Exercise brief: All of the material below is to be retyped exactly.

** START Stored rows **

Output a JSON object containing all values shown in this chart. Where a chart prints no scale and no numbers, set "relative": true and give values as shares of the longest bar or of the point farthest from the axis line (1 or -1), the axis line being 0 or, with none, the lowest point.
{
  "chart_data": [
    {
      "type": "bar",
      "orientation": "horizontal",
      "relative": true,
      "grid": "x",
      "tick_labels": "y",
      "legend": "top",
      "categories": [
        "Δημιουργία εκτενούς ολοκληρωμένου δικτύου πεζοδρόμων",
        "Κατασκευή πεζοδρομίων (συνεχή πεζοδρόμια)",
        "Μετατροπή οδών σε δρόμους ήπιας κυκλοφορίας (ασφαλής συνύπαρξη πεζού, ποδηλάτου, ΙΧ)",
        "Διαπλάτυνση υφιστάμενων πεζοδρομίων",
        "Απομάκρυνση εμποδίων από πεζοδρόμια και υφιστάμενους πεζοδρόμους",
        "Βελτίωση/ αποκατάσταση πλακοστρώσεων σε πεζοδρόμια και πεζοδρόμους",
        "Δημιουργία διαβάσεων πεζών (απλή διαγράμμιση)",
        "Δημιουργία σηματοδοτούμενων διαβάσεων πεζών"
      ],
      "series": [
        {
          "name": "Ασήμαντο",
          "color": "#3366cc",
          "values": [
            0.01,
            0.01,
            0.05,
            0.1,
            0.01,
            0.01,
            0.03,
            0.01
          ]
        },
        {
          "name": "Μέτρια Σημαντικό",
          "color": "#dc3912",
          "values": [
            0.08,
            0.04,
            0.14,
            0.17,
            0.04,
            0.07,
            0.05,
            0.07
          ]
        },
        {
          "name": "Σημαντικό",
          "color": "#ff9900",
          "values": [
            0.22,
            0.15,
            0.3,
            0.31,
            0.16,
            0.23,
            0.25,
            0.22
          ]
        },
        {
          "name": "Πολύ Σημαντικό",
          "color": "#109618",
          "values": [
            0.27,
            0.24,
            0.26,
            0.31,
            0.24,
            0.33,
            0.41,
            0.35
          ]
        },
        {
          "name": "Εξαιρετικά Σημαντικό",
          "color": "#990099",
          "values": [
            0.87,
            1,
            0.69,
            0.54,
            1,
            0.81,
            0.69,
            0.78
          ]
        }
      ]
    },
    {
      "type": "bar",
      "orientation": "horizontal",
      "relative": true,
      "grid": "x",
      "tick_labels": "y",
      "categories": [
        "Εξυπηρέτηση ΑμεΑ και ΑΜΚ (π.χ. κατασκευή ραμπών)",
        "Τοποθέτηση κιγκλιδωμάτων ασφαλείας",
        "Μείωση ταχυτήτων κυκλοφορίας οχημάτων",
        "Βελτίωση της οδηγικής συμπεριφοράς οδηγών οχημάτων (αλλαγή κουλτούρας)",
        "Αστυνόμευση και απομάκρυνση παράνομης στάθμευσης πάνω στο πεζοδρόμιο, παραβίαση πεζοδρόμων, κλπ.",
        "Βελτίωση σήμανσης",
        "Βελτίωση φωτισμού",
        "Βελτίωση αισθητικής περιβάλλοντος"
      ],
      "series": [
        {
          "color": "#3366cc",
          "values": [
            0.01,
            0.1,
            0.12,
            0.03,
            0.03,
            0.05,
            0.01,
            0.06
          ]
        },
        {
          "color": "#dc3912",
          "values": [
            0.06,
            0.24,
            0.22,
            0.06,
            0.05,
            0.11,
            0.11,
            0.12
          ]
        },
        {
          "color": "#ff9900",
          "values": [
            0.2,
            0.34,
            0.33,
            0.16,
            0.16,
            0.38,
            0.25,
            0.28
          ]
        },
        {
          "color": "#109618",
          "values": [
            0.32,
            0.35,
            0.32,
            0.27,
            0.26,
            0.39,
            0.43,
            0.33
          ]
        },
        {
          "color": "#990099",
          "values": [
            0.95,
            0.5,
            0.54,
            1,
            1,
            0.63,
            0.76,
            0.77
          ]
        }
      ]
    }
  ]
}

** END Stored rows **

Reply to the exercise:
Output a JSON object containing all values shown in this chart. Where a chart prints no scale and no numbers, set "relative": true and give values as shares of the longest bar or of the point farthest from the axis line (1 or -1), the axis line being 0 or, with none, the lowest point.
{
  "chart_data": [
    {
      "type": "bar",
      "orientation": "horizontal",
      "relative": true,
      "grid": "x",
      "tick_labels": "y",
      "legend": "top",
      "categories": [
        "Δημιουργία εκτενούς ολοκληρωμένου δικτύου πεζοδρόμων",
        "Κατασκευή πεζοδρομίων (συνεχή πεζοδρόμια)",
        "Μετατροπή οδών σε δρόμους ήπιας κυκλοφορίας (ασφαλής συνύπαρξη πεζού, ποδηλάτου, ΙΧ)",
        "Διαπλάτυνση υφιστάμενων πεζοδρομίων",
        "Απομάκρυνση εμποδίων από πεζοδρόμια και υφιστάμενους πεζοδρόμους",
        "Βελτίωση/ αποκατάσταση πλακοστρώσεων σε πεζοδρόμια και πεζοδρόμους",
        "Δημιουργία διαβάσεων πεζών (απλή διαγράμμιση)",
        "Δημιουργία σηματοδοτούμενων διαβάσεων πεζών"
      ],
      "series": [
        {
          "name": "Ασήμαντο",
          "color": "#3366cc",
          "values": [
            0.01,
            0.01,
            0.05,
            0.1,
            0.01,
            0.01,
            0.03,
            0.01
          ]
        },
        {
          "name": "Μέτρια Σημαντικό",
          "color": "#dc3912",
          "values": [
            0.08,
            0.04,
            0.14,
            0.17,
            0.04,
            0.07,
            0.05,
            0.07
          ]
        },
        {
          "name": "Σημαντικό",
          "color": "#ff9900",
          "values": [
            0.22,
            0.15,
            0.3,
            0.31,
            0.16,
            0.23,
            0.25,
            0.22
          ]
        },
        {
          "name": "Πολύ Σημαντικό",
          "color": "#109618",
          "values": [
            0.27,
            0.24,
            0.26,
            0.31,
            0.24,
            0.33,
            0.41,
            0.35
          ]
        },
        {
          "name": "Εξαιρετικά Σημαντικό",
          "color": "#990099",
          "values": [
            0.87,
            1,
            0.69,
            0.54,
            1,
            0.81,
            0.69,
            0.78
          ]
        }
      ]
    },
    {
      "type": "bar",
      "orientation": "horizontal",
      "relative": true,
      "grid": "x",
      "tick_labels": "y",
      "categories": [
        "Εξυπηρέτηση ΑμεΑ και ΑΜΚ (π.χ. κατασκευή ραμπών)",
        "Τοποθέτηση κιγκλιδωμάτων ασφαλείας",
        "Μείωση ταχυτήτων κυκλοφορίας οχημάτων",
        "Βελτίωση της οδηγικής συμπεριφοράς οδηγών οχημάτων (αλλαγή κουλτούρας)",
        "Αστυνόμευση και απομάκρυνση παράνομης στάθμευσης πάνω στο πεζοδρόμιο, παραβίαση πεζοδρόμων, κλπ.",
        "Βελτίωση σήμανσης",
        "Βελτίωση φωτισμού",
        "Βελτίωση αισθητικής περιβάλλοντος"
      ],
      "series": [
        {
          "color": "#3366cc",
          "values": [
            0.01,
            0.1,
            0.12,
            0.03,
            0.03,
            0.05,
            0.01,
            0.06
          ]
        },
        {
          "color": "#dc3912",
          "values": [
            0.06,
            0.24,
            0.22,
            0.06,
            0.05,
            0.11,
            0.11,
            0.12
          ]
        },
        {
          "color": "#ff9900",
          "values": [
            0.2,
            0.34,
            0.33,
            0.16,
            0.16,
            0.38,
            0.25,
            0.28
          ]
        },
        {
          "color": "#109618",
          "values": [
            0.32,
            0.35,
            0.32,
            0.27,
            0.26,
            0.39,
            0.43,
            0.33
          ]
        },
        {
          "color": "#990099",
          "values": [
            0.95,
            0.5,
            0.54,
            1,
            1,
            0.63,
            0.76,
            0.77
          ]
        }
      ]
    }
  ]
}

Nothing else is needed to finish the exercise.